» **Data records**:
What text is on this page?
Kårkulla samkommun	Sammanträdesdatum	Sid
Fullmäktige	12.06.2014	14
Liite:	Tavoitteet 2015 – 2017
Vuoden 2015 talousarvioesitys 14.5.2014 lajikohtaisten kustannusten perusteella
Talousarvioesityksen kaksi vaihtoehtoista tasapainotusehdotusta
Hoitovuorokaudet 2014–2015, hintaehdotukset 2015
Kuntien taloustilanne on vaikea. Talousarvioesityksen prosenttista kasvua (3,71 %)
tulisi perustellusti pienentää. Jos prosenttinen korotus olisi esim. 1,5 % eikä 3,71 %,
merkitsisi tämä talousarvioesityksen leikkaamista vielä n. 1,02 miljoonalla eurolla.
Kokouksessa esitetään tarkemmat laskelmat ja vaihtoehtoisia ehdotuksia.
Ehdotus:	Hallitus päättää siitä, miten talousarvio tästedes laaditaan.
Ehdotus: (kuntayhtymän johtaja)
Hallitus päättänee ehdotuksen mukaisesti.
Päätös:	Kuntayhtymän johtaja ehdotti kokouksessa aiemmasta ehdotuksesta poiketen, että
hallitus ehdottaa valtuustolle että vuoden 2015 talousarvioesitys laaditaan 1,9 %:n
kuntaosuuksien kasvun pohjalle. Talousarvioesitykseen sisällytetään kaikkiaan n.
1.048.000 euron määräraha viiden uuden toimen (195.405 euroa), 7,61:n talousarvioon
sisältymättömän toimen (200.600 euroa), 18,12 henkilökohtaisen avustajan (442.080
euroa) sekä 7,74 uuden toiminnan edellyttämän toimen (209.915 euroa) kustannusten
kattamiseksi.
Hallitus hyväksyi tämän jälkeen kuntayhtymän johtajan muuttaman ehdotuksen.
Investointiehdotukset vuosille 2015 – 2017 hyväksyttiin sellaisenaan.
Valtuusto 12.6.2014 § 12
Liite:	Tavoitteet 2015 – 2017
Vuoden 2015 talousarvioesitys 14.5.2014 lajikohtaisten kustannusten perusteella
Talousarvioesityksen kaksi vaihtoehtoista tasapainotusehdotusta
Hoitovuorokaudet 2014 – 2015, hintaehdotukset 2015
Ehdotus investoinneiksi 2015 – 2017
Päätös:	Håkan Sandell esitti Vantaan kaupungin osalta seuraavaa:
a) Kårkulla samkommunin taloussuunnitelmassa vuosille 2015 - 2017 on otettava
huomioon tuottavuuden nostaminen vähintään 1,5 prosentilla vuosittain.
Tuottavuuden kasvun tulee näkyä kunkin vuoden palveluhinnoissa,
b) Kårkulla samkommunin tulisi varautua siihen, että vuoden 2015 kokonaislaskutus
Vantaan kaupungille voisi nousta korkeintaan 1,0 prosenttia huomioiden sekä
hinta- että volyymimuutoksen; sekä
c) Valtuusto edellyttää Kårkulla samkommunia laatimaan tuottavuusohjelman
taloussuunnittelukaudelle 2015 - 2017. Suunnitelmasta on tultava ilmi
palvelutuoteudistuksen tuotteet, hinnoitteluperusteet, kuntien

» **WHAT IS EXPECTED**: Find every line above that contains the word "vuosille", and return each one.

» **OUTPUT FOR THIS TASK**:
Investointiehdotukset vuosille 2015 – 2017 hyväksyttiin sellaisenaan.
a) Kårkulla samkommunin taloussuunnitelmassa vuosille 2015 - 2017 on otettava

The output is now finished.